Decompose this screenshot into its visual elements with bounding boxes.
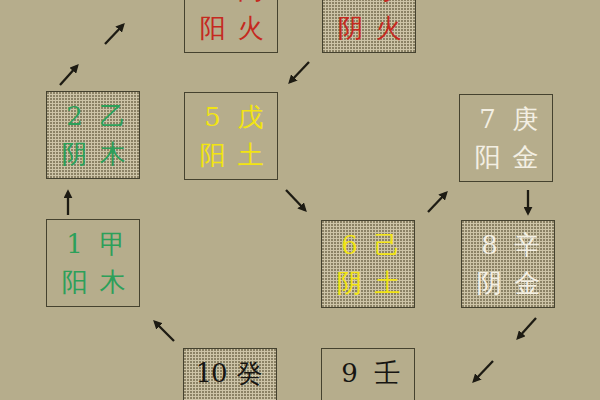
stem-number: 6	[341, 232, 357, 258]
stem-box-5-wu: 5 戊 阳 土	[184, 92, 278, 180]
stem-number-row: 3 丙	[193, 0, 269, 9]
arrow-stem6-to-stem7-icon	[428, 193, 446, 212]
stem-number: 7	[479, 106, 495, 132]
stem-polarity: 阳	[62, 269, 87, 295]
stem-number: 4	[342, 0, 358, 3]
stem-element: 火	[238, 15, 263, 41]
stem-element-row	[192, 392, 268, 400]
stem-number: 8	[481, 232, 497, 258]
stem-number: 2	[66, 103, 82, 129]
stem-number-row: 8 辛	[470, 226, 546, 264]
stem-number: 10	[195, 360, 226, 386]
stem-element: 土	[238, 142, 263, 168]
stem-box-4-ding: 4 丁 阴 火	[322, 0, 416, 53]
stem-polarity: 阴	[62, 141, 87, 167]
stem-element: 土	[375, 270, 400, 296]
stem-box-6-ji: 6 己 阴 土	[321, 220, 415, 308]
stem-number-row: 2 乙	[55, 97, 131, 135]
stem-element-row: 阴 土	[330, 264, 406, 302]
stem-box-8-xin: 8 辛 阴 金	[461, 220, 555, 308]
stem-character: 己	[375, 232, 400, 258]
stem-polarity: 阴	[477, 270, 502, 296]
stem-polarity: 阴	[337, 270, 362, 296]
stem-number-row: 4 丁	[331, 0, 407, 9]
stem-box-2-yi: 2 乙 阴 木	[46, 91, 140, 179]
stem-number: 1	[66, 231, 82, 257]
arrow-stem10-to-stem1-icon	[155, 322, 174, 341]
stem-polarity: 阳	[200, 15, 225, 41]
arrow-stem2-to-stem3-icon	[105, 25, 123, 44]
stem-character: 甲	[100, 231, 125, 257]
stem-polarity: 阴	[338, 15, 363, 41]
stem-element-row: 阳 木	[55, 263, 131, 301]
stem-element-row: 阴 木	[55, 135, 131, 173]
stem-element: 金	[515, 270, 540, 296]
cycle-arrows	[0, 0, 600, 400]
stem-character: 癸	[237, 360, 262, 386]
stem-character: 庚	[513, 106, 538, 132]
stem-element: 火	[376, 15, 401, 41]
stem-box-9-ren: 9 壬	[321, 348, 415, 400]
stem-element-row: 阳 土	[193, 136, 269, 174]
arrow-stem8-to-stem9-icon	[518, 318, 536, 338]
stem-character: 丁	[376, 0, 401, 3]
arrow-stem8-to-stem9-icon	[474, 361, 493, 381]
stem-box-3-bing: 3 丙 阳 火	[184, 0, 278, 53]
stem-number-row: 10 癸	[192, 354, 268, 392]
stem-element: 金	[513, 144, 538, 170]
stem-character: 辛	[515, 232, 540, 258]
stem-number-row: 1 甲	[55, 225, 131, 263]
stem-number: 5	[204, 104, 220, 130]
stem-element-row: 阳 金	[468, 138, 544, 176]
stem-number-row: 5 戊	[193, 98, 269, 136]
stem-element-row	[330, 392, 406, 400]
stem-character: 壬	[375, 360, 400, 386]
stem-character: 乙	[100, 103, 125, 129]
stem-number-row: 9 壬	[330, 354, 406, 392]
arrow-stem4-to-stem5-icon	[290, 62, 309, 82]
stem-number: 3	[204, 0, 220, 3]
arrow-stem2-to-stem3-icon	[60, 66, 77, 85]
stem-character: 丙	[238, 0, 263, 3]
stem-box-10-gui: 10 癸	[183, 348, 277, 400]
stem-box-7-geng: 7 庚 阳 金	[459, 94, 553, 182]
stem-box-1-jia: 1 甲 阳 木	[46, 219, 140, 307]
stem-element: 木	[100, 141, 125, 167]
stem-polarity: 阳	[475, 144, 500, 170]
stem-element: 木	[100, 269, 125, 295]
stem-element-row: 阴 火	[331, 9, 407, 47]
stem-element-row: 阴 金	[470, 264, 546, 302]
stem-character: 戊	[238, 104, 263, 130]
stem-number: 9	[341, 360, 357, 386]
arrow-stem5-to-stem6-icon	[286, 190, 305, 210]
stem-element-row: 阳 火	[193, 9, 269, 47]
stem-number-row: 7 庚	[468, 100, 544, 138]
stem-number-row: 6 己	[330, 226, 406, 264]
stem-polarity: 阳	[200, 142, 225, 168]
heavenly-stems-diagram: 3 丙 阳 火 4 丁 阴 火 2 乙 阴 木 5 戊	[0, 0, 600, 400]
++++++++++++++++++++
### Instructions to follow
Swap "stem-polarity" for "stem-yin-yang" in everything from the line containing "232, 357, 258]" down to the line containing "stem-box-2-yi: 2 乙" in the data above, leaving all else unchanged.

### Exercise solution
stem-number: 6	[341, 232, 357, 258]
stem-box-5-wu: 5 戊 阳 土	[184, 92, 278, 180]
stem-number-row: 3 丙	[193, 0, 269, 9]
arrow-stem6-to-stem7-icon	[428, 193, 446, 212]
stem-number: 7	[479, 106, 495, 132]
stem-yin-yang: 阳	[62, 269, 87, 295]
stem-number: 4	[342, 0, 358, 3]
stem-element: 火	[238, 15, 263, 41]
stem-element-row	[192, 392, 268, 400]
stem-number: 8	[481, 232, 497, 258]
stem-number: 2	[66, 103, 82, 129]
stem-number-row: 8 辛	[470, 226, 546, 264]
stem-number: 10	[195, 360, 226, 386]
stem-element: 土	[238, 142, 263, 168]
stem-box-4-ding: 4 丁 阴 火	[322, 0, 416, 53]
stem-yin-yang: 阴	[62, 141, 87, 167]
stem-element: 土	[375, 270, 400, 296]
stem-box-6-ji: 6 己 阴 土	[321, 220, 415, 308]
stem-number-row: 2 乙	[55, 97, 131, 135]
stem-element-row: 阴 土	[330, 264, 406, 302]
stem-box-8-xin: 8 辛 阴 金	[461, 220, 555, 308]
stem-character: 己	[375, 232, 400, 258]
stem-yin-yang: 阴	[477, 270, 502, 296]
stem-yin-yang: 阴	[337, 270, 362, 296]
stem-number-row: 4 丁	[331, 0, 407, 9]
stem-box-2-yi: 2 乙 阴 木	[46, 91, 140, 179]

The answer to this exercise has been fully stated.